- **DATA TO PROCESS**
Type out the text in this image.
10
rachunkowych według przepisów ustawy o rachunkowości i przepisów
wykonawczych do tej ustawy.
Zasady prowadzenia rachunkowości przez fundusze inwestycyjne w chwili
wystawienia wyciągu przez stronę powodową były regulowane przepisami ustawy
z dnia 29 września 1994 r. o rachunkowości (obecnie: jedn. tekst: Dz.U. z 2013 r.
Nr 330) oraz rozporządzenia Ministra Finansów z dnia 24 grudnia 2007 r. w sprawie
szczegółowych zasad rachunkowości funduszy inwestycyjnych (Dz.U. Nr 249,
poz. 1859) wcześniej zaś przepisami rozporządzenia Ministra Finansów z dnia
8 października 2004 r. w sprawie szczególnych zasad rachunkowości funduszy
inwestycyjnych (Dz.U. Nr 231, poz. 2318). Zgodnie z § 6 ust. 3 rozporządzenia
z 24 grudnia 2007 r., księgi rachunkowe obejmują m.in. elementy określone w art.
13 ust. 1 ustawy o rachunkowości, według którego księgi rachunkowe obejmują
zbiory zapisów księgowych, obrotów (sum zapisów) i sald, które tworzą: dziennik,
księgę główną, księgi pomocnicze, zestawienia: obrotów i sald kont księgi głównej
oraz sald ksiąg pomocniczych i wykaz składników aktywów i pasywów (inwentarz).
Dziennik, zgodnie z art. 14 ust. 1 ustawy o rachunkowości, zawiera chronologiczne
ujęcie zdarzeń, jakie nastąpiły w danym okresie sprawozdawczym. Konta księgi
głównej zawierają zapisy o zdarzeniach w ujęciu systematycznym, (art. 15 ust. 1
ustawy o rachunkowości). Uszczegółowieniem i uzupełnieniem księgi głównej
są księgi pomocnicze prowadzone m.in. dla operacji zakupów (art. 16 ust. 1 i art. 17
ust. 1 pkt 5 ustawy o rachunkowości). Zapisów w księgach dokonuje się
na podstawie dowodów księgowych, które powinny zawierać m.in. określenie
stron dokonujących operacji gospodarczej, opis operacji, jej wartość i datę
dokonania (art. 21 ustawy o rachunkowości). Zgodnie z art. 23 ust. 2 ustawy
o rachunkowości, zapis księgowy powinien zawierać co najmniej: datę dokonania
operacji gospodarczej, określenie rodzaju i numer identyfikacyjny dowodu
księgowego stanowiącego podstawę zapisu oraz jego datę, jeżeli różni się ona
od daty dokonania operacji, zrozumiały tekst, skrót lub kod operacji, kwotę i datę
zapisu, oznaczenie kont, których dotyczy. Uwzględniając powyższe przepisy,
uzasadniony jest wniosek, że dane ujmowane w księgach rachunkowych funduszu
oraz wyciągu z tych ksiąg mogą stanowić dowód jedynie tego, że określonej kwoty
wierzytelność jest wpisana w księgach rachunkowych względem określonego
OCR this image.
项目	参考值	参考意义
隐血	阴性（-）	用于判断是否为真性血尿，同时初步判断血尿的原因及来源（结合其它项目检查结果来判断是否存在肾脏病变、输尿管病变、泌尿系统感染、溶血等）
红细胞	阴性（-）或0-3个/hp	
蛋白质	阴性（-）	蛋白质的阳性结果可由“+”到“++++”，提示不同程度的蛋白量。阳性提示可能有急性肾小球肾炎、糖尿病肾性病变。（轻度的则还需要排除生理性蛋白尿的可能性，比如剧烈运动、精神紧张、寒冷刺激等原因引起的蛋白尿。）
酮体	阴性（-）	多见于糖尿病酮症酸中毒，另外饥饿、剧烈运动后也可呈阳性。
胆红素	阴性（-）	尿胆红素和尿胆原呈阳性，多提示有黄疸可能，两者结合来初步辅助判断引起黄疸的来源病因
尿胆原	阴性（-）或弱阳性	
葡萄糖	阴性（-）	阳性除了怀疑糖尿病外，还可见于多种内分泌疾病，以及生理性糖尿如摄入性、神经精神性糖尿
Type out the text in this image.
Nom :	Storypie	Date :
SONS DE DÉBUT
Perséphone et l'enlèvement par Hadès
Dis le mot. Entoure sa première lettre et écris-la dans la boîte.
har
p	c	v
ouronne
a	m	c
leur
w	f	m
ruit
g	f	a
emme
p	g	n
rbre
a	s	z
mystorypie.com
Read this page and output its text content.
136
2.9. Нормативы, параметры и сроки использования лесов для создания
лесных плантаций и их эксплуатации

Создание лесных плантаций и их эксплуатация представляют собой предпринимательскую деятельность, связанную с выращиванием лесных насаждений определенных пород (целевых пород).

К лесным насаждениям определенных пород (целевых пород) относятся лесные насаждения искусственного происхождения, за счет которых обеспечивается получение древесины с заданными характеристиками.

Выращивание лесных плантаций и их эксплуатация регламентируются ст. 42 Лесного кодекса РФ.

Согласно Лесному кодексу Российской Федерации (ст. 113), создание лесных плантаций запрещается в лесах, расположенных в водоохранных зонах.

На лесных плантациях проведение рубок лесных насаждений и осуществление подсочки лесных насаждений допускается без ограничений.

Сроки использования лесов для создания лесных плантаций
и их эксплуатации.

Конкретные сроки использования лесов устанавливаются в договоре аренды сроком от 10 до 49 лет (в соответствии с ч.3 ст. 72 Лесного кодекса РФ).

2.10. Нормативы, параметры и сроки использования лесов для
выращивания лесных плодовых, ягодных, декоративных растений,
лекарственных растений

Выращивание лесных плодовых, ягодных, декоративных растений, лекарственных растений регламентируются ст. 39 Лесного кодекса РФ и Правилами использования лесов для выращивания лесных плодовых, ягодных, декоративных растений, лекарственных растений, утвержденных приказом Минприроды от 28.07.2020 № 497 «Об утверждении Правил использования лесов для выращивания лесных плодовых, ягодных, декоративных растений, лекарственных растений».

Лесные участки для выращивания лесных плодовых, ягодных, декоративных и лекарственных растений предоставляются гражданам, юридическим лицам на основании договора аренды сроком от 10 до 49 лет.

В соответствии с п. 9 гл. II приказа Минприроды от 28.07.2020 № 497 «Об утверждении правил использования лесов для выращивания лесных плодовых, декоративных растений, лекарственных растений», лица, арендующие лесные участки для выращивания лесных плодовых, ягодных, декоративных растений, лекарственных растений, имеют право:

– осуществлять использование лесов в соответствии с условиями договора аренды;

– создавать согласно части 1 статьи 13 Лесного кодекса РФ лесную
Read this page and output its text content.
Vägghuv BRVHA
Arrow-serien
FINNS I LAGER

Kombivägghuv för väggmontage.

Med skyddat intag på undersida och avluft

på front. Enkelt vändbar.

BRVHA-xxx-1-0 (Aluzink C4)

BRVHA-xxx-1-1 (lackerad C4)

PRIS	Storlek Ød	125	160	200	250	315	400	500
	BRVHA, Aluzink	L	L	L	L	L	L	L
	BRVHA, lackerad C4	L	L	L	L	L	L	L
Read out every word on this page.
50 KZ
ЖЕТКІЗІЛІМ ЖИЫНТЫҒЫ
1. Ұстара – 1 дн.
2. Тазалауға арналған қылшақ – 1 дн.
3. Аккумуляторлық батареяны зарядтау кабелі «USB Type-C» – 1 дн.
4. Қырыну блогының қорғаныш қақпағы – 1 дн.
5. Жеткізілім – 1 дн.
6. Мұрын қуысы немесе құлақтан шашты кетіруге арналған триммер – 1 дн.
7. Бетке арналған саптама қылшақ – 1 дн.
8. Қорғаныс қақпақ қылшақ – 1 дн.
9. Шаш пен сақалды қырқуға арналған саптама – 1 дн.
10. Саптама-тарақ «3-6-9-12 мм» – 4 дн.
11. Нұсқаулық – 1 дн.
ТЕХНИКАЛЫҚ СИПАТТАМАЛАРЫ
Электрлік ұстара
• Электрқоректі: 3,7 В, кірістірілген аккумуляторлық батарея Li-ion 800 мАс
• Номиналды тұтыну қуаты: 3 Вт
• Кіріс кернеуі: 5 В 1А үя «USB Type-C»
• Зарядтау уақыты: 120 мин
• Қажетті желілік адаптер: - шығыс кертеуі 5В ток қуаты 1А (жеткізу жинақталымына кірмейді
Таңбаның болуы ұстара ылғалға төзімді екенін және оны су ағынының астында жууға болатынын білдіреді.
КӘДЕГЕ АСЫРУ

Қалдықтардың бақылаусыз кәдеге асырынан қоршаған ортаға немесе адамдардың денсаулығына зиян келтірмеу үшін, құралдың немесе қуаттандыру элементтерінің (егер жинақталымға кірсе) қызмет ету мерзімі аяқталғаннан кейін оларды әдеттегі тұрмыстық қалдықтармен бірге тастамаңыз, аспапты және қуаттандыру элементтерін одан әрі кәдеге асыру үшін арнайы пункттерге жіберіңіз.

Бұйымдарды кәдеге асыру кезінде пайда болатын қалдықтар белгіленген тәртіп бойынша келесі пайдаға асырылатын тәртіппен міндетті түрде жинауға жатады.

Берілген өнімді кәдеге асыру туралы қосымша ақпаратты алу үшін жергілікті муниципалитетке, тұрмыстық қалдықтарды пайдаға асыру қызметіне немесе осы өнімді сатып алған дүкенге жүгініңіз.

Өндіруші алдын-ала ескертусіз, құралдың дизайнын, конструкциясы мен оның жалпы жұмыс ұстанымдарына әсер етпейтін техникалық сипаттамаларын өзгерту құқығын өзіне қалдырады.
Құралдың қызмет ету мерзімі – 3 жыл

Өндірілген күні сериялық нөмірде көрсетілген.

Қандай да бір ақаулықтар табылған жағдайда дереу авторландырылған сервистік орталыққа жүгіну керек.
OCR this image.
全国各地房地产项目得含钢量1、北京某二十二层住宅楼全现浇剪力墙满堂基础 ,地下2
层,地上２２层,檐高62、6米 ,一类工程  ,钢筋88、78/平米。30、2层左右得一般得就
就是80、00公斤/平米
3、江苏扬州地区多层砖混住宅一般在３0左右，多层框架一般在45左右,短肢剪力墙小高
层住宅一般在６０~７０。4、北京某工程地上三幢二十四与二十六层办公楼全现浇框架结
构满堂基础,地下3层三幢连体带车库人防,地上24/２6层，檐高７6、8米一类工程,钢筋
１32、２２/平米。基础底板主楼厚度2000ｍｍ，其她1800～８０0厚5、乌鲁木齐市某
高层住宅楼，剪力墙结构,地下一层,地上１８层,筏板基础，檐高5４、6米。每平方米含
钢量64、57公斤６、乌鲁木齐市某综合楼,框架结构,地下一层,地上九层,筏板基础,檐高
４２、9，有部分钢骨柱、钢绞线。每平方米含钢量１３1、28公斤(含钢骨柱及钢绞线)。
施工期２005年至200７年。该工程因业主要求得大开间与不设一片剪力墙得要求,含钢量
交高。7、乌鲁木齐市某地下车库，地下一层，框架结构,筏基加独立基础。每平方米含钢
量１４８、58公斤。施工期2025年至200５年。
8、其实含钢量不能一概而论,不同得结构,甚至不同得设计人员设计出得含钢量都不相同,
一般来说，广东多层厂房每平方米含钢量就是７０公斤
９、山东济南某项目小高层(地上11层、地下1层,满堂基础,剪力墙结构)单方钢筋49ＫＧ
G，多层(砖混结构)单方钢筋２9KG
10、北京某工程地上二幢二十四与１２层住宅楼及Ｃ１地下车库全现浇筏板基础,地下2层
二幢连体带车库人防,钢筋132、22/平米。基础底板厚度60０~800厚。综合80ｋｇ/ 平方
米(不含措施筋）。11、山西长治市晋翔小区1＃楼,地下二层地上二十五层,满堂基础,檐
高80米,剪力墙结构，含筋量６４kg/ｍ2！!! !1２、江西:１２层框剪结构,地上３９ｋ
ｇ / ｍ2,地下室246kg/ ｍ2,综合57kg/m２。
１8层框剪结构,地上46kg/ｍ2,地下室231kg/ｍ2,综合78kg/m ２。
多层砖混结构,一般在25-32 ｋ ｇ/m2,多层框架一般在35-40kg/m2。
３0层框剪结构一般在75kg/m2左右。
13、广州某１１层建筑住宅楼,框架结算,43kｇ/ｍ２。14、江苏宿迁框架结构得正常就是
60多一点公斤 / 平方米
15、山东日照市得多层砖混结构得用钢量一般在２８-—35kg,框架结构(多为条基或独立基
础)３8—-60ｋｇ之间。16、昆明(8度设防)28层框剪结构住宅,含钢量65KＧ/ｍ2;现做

- **EXERCISE TASK**
Copy every line from the entries that contains the word "тұрмыстық".

- **COMPLETED TASK**
Қалдықтардың бақылаусыз кәдеге асырынан қоршаған ортаға немесе адамдардың денсаулығына зиян келтірмеу үшін, құралдың немесе қуаттандыру элементтерінің (егер жинақталымға кірсе) қызмет ету мерзімі аяқталғаннан кейін оларды әдеттегі тұрмыстық қалдықтармен бірге тастамаңыз, аспапты және қуаттандыру элементтерін одан әрі кәдеге асыру үшін арнайы пункттерге жіберіңіз.
Берілген өнімді кәдеге асыру туралы қосымша ақпаратты алу үшін жергілікті муниципалитетке, тұрмыстық қалдықтарды пайдаға асыру қызметіне немесе осы өнімді сатып алған дүкенге жүгініңіз.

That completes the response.